GIVEN PROBLEM.
Return the count of lines that hold the string "območje", with no other words.

━━━━━━━━━━━━━━━━━━━━━━━━━━━━━━

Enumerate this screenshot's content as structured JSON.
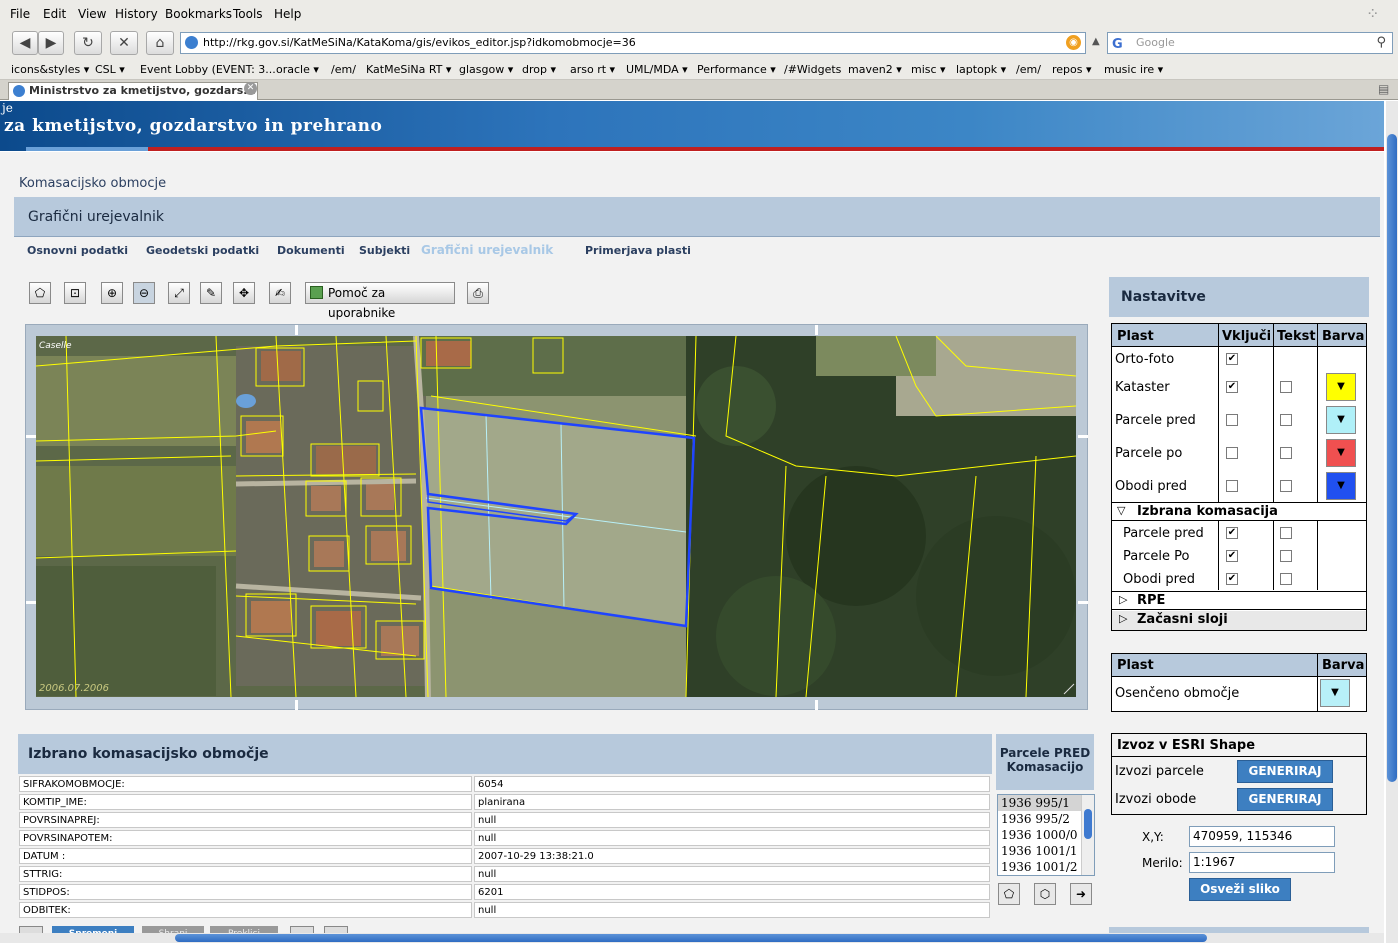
{
  "browser": {
    "menu": [
      "File",
      "Edit",
      "View",
      "History",
      "Bookmarks",
      "Tools",
      "Help"
    ],
    "url": "http://rkg.gov.si/KatMeSiNa/KataKoma/gis/evikos_editor.jsp?idkomobmocje=36",
    "search_placeholder": "Google",
    "bookmarks": [
      "icons&styles ▾",
      "CSL ▾",
      "Event Lobby (EVENT: 3...",
      "oracle ▾",
      "/em/",
      "KatMeSiNa RT ▾",
      "glasgow ▾",
      "drop ▾",
      "arso rt ▾",
      "UML/MDA ▾",
      "Performance ▾",
      "/#Widgets",
      "maven2 ▾",
      "misc ▾",
      "laptopk ▾",
      "/em/",
      "repos ▾",
      "music ire ▾"
    ],
    "tab_title": "Ministrstvo za kmetijstvo, gozdars..."
  },
  "banner": {
    "line1": "je",
    "line2": "za kmetijstvo, gozdarstvo in prehrano"
  },
  "page_title": "Komasacijsko obmocje",
  "editor_title": "Grafični urejevalnik",
  "tabs": [
    "Osnovni podatki",
    "Geodetski podatki",
    "Dokumenti",
    "Subjekti",
    "Grafični urejevalnik",
    "Primerjava plasti"
  ],
  "toolbar": {
    "help_label": "Pomoč za uporabnike"
  },
  "map": {
    "label": "Caselle",
    "date": "2006.07.2006"
  },
  "settings": {
    "title": "Nastavitve",
    "headers": {
      "plast": "Plast",
      "vklj": "Vključi",
      "tekst": "Tekst",
      "barva": "Barva"
    },
    "layers": [
      {
        "name": "Orto-foto",
        "on": true,
        "text": null,
        "color": null
      },
      {
        "name": "Kataster",
        "on": true,
        "text": false,
        "color": "#ffff00"
      },
      {
        "name": "Parcele pred",
        "on": false,
        "text": false,
        "color": "#b0f0f8"
      },
      {
        "name": "Parcele po",
        "on": false,
        "text": false,
        "color": "#f05050"
      },
      {
        "name": "Obodi pred",
        "on": false,
        "text": false,
        "color": "#2050f0"
      }
    ],
    "group_label": "Izbrana komasacija",
    "group_layers": [
      {
        "name": "Parcele pred",
        "on": true,
        "text": false
      },
      {
        "name": "Parcele Po",
        "on": true,
        "text": false
      },
      {
        "name": "Obodi pred",
        "on": true,
        "text": false
      }
    ],
    "rpe": "RPE",
    "temp": "Začasni sloji",
    "shade_headers": {
      "plast": "Plast",
      "barva": "Barva"
    },
    "shade_label": "Osenčeno območje",
    "shade_color": "#b8f0f8"
  },
  "export": {
    "title": "Izvoz v ESRI Shape",
    "row1": "Izvozi parcele",
    "row2": "Izvozi obode",
    "button": "GENERIRAJ"
  },
  "coords": {
    "xy_label": "X,Y:",
    "xy_value": "470959, 115346",
    "scale_label": "Merilo:",
    "scale_value": "1:1967",
    "refresh": "Osveži sliko"
  },
  "info": {
    "title": "Izbrano komasacijsko območje",
    "rows": [
      {
        "k": "SIFRAKOMOBMOCJE:",
        "v": "6054"
      },
      {
        "k": "KOMTIP_IME:",
        "v": "planirana"
      },
      {
        "k": "POVRSINAPREJ:",
        "v": "null"
      },
      {
        "k": "POVRSINAPOTEM:",
        "v": "null"
      },
      {
        "k": "DATUM :",
        "v": "2007-10-29 13:38:21.0"
      },
      {
        "k": "STTRIG:",
        "v": "null"
      },
      {
        "k": "STIDPOS:",
        "v": "6201"
      },
      {
        "k": "ODBITEK:",
        "v": "null"
      }
    ]
  },
  "parcels": {
    "title": "Parcele PRED Komasacijo",
    "items": [
      "1936 995/1",
      "1936 995/2",
      "1936 1000/0",
      "1936 1001/1",
      "1936 1001/2"
    ]
  },
  "bottom_buttons": [
    "Spremeni",
    "Shrani",
    "Preklici"
  ]
}
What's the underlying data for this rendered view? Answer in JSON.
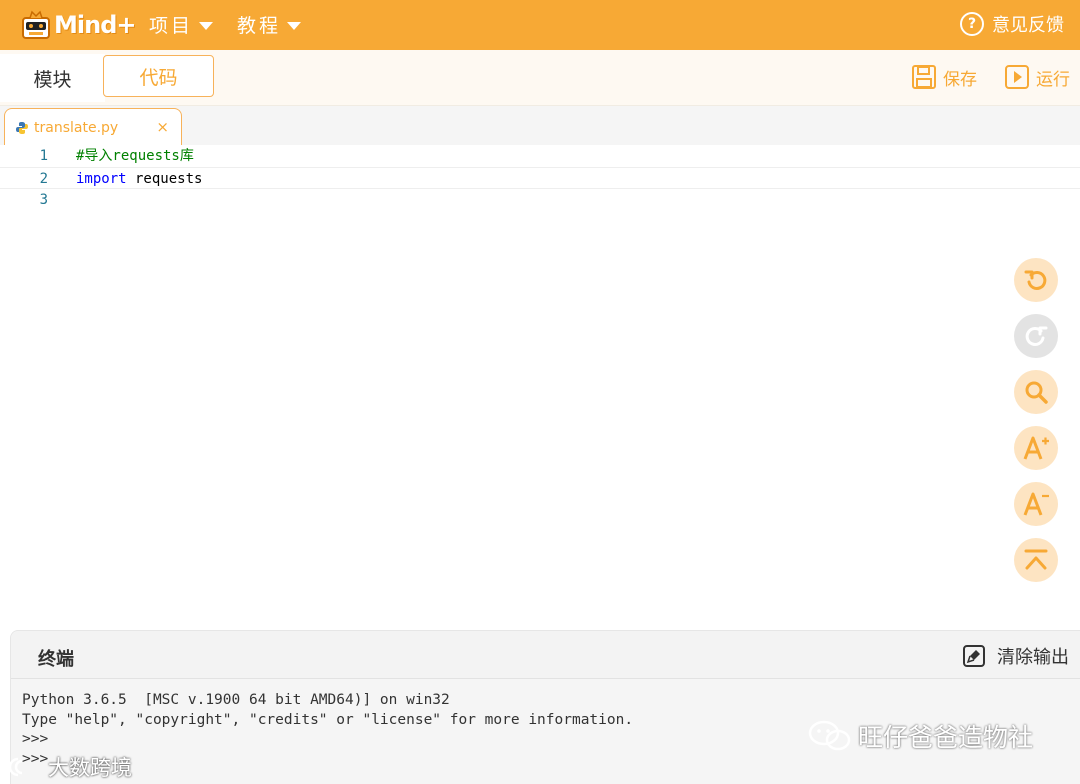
{
  "header": {
    "logo_text": "Mind+",
    "menu_project": "项目",
    "menu_tutorial": "教程",
    "feedback": "意见反馈"
  },
  "modebar": {
    "tab_blocks": "模块",
    "tab_code": "代码",
    "save": "保存",
    "run": "运行"
  },
  "file_tab": {
    "name": "translate.py",
    "close": "×"
  },
  "editor": {
    "lines": [
      {
        "num": "1",
        "text": "#导入requests库"
      },
      {
        "num": "2",
        "keyword": "import",
        "rest": " requests"
      },
      {
        "num": "3",
        "text": ""
      }
    ]
  },
  "side_tools": [
    "undo-icon",
    "redo-icon",
    "search-icon",
    "font-increase-icon",
    "font-decrease-icon",
    "scroll-top-icon"
  ],
  "terminal": {
    "title": "终端",
    "clear": "清除输出",
    "lines": [
      "Python 3.6.5  [MSC v.1900 64 bit AMD64)] on win32",
      "Type \"help\", \"copyright\", \"credits\" or \"license\" for more information.",
      ">>>",
      ">>>"
    ]
  },
  "watermarks": {
    "right": "旺仔爸爸造物社",
    "left": "大数跨境"
  },
  "colors": {
    "accent": "#f7a935",
    "tool_bg": "#fde4c2",
    "tool_disabled": "#e3e3e3"
  }
}
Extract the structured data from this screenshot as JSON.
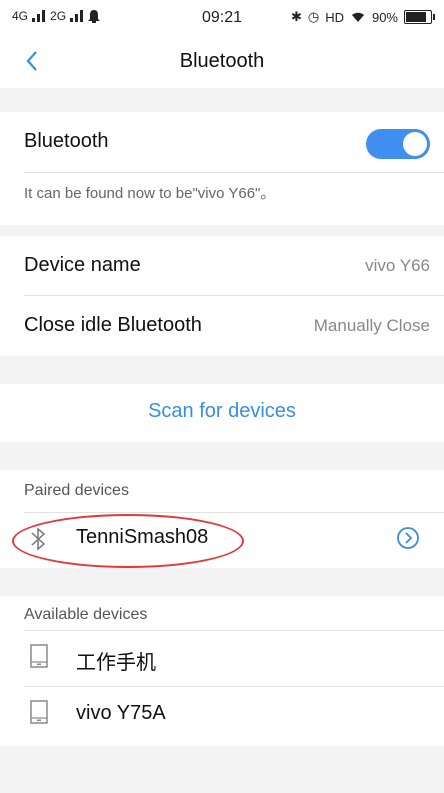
{
  "status_bar": {
    "signal_1": "4G",
    "signal_2": "2G",
    "time": "09:21",
    "network": "HD",
    "battery": "90%",
    "battery_level": 0.9
  },
  "nav": {
    "title": "Bluetooth"
  },
  "bluetooth": {
    "label": "Bluetooth",
    "enabled": true,
    "discoverable_note": "It can be found now to be\"vivo Y66\"。"
  },
  "settings": {
    "device_name_label": "Device name",
    "device_name_value": "vivo Y66",
    "close_idle_label": "Close idle Bluetooth",
    "close_idle_value": "Manually Close"
  },
  "scan": {
    "label": "Scan for devices"
  },
  "paired": {
    "header": "Paired devices",
    "devices": [
      {
        "name": "TenniSmash08",
        "icon": "bluetooth-icon"
      }
    ]
  },
  "available": {
    "header": "Available devices",
    "devices": [
      {
        "name": "工作手机",
        "icon": "phone-icon"
      },
      {
        "name": "vivo Y75A",
        "icon": "phone-icon"
      }
    ]
  },
  "colors": {
    "accent": "#3f8ef0",
    "annotation": "#e23a3a"
  }
}
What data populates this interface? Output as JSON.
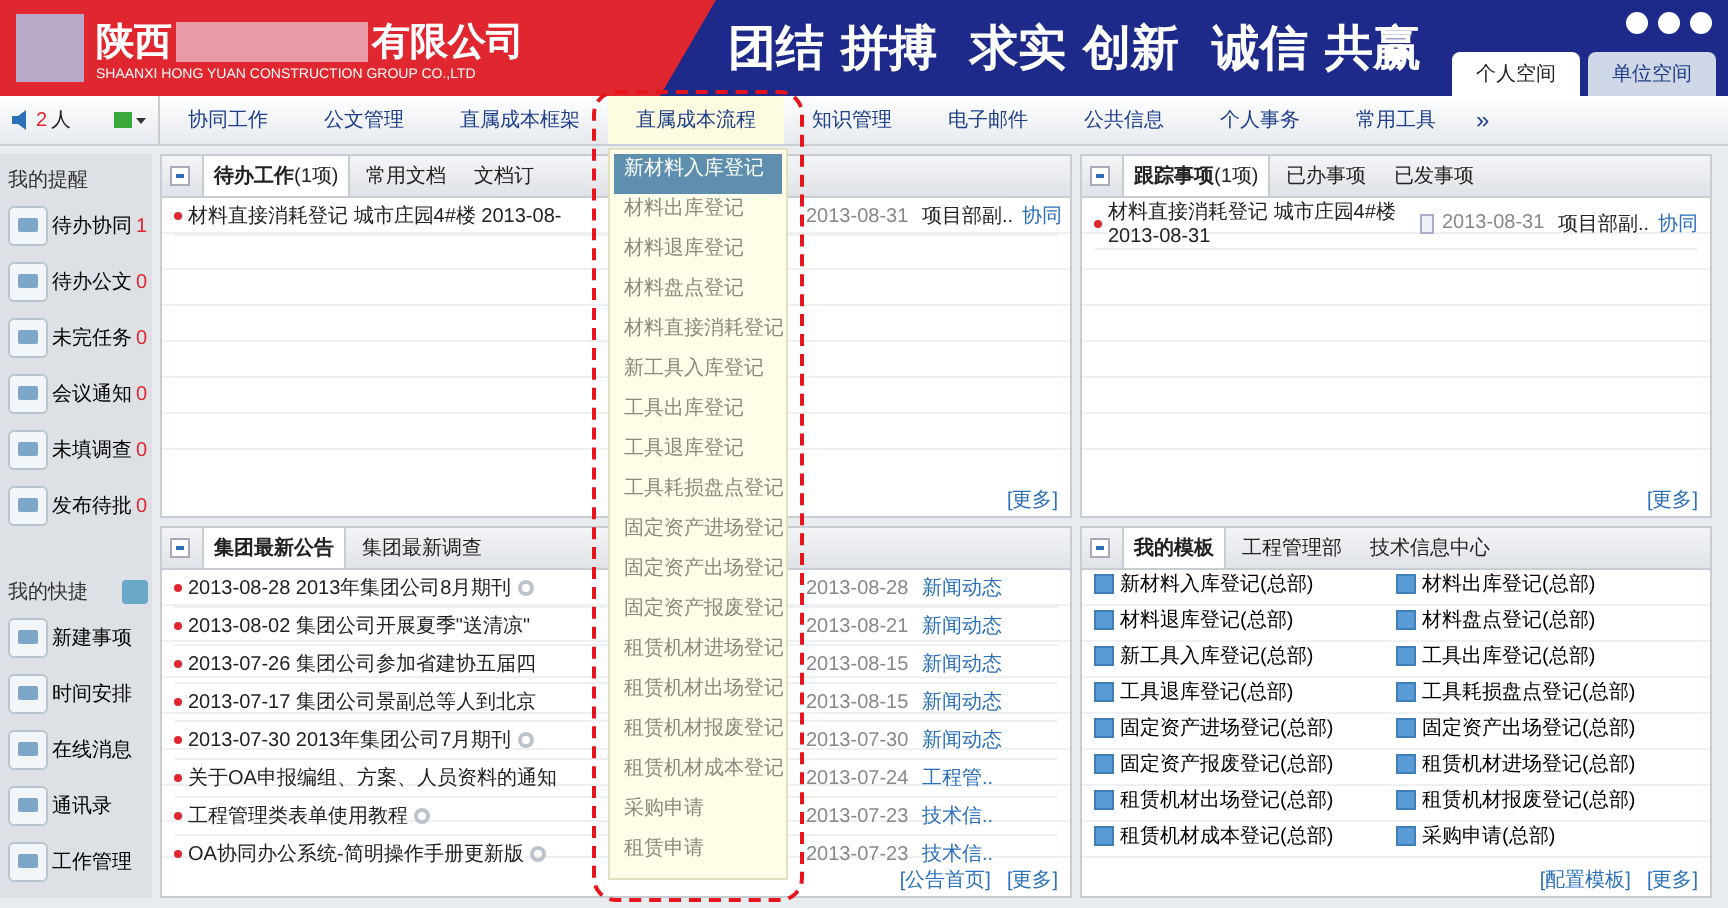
{
  "header": {
    "company_prefix": "陕西",
    "company_suffix": "有限公司",
    "company_english": "SHAANXI HONG YUAN CONSTRUCTION GROUP CO.,LTD",
    "slogan": "团结 拼搏  求实 创新  诚信 共赢",
    "space_tabs": [
      {
        "label": "个人空间",
        "selected": true
      },
      {
        "label": "单位空间",
        "selected": false
      }
    ]
  },
  "online": {
    "count": "2",
    "unit": "人"
  },
  "nav": {
    "items": [
      {
        "label": "协同工作",
        "selected": false
      },
      {
        "label": "公文管理",
        "selected": false
      },
      {
        "label": "直属成本框架",
        "selected": false
      },
      {
        "label": "直属成本流程",
        "selected": true
      },
      {
        "label": "知识管理",
        "selected": false
      },
      {
        "label": "电子邮件",
        "selected": false
      },
      {
        "label": "公共信息",
        "selected": false
      },
      {
        "label": "个人事务",
        "selected": false
      },
      {
        "label": "常用工具",
        "selected": false
      }
    ],
    "more": "»"
  },
  "dropdown": {
    "items": [
      {
        "label": "新材料入库登记",
        "selected": true
      },
      {
        "label": "材料出库登记",
        "selected": false
      },
      {
        "label": "材料退库登记",
        "selected": false
      },
      {
        "label": "材料盘点登记",
        "selected": false
      },
      {
        "label": "材料直接消耗登记",
        "selected": false
      },
      {
        "label": "新工具入库登记",
        "selected": false
      },
      {
        "label": "工具出库登记",
        "selected": false
      },
      {
        "label": "工具退库登记",
        "selected": false
      },
      {
        "label": "工具耗损盘点登记",
        "selected": false
      },
      {
        "label": "固定资产进场登记",
        "selected": false
      },
      {
        "label": "固定资产出场登记",
        "selected": false
      },
      {
        "label": "固定资产报废登记",
        "selected": false
      },
      {
        "label": "租赁机材进场登记",
        "selected": false
      },
      {
        "label": "租赁机材出场登记",
        "selected": false
      },
      {
        "label": "租赁机材报废登记",
        "selected": false
      },
      {
        "label": "租赁机材成本登记",
        "selected": false
      },
      {
        "label": "采购申请",
        "selected": false
      },
      {
        "label": "租赁申请",
        "selected": false
      }
    ]
  },
  "sidebar": {
    "reminders": {
      "title": "我的提醒",
      "items": [
        {
          "label": "待办协同",
          "count": "1"
        },
        {
          "label": "待办公文",
          "count": "0"
        },
        {
          "label": "未完任务",
          "count": "0"
        },
        {
          "label": "会议通知",
          "count": "0"
        },
        {
          "label": "未填调查",
          "count": "0"
        },
        {
          "label": "发布待批",
          "count": "0"
        }
      ]
    },
    "shortcuts": {
      "title": "我的快捷",
      "items": [
        {
          "label": "新建事项"
        },
        {
          "label": "时间安排"
        },
        {
          "label": "在线消息"
        },
        {
          "label": "通讯录"
        },
        {
          "label": "工作管理"
        }
      ]
    }
  },
  "todo_panel": {
    "tabs": [
      {
        "label": "待办工作",
        "count": "(1项)",
        "selected": true
      },
      {
        "label": "常用文档",
        "selected": false
      },
      {
        "label": "文档订",
        "selected": false
      }
    ],
    "rows": [
      {
        "title": "材料直接消耗登记 城市庄园4#楼 2013-08-",
        "date": "2013-08-31",
        "sender": "项目部副..",
        "category": "协同"
      }
    ],
    "footer": [
      "[更多]"
    ]
  },
  "tracking_panel": {
    "tabs": [
      {
        "label": "跟踪事项",
        "count": "(1项)",
        "selected": true
      },
      {
        "label": "已办事项",
        "selected": false
      },
      {
        "label": "已发事项",
        "selected": false
      }
    ],
    "rows": [
      {
        "title": "材料直接消耗登记 城市庄园4#楼 2013-08-31",
        "note": true,
        "date": "2013-08-31",
        "sender": "项目部副..",
        "category": "协同"
      }
    ],
    "footer": [
      "[更多]"
    ]
  },
  "news_panel": {
    "tabs": [
      {
        "label": "集团最新公告",
        "selected": true
      },
      {
        "label": "集团最新调查",
        "selected": false
      }
    ],
    "rows": [
      {
        "title": "2013-08-28 2013年集团公司8月期刊",
        "attachment": true,
        "date": "2013-08-28",
        "category": "新闻动态"
      },
      {
        "title": "2013-08-02 集团公司开展夏季\"送清凉\"",
        "attachment": false,
        "date": "2013-08-21",
        "category": "新闻动态"
      },
      {
        "title": "2013-07-26 集团公司参加省建协五届四",
        "attachment": false,
        "date": "2013-08-15",
        "category": "新闻动态"
      },
      {
        "title": "2013-07-17 集团公司景副总等人到北京",
        "attachment": false,
        "date": "2013-08-15",
        "category": "新闻动态"
      },
      {
        "title": "2013-07-30 2013年集团公司7月期刊",
        "attachment": true,
        "date": "2013-07-30",
        "category": "新闻动态"
      },
      {
        "title": "关于OA申报编组、方案、人员资料的通知",
        "attachment": false,
        "date": "2013-07-24",
        "category": "工程管.."
      },
      {
        "title": "工程管理类表单使用教程",
        "attachment": true,
        "date": "2013-07-23",
        "category": "技术信.."
      },
      {
        "title": "OA协同办公系统-简明操作手册更新版",
        "attachment": true,
        "date": "2013-07-23",
        "category": "技术信.."
      }
    ],
    "footer": [
      "[公告首页]",
      "[更多]"
    ]
  },
  "template_panel": {
    "tabs": [
      {
        "label": "我的模板",
        "selected": true
      },
      {
        "label": "工程管理部",
        "selected": false
      },
      {
        "label": "技术信息中心",
        "selected": false
      }
    ],
    "items": [
      "新材料入库登记(总部)",
      "材料出库登记(总部)",
      "材料退库登记(总部)",
      "材料盘点登记(总部)",
      "新工具入库登记(总部)",
      "工具出库登记(总部)",
      "工具退库登记(总部)",
      "工具耗损盘点登记(总部)",
      "固定资产进场登记(总部)",
      "固定资产出场登记(总部)",
      "固定资产报废登记(总部)",
      "租赁机材进场登记(总部)",
      "租赁机材出场登记(总部)",
      "租赁机材报废登记(总部)",
      "租赁机材成本登记(总部)",
      "采购申请(总部)"
    ],
    "footer": [
      "[配置模板]",
      "[更多]"
    ]
  }
}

━━━━━━━━━━━━━━━━━━━━━━━━━━━━━━

ANSWER TO THE TASK.
2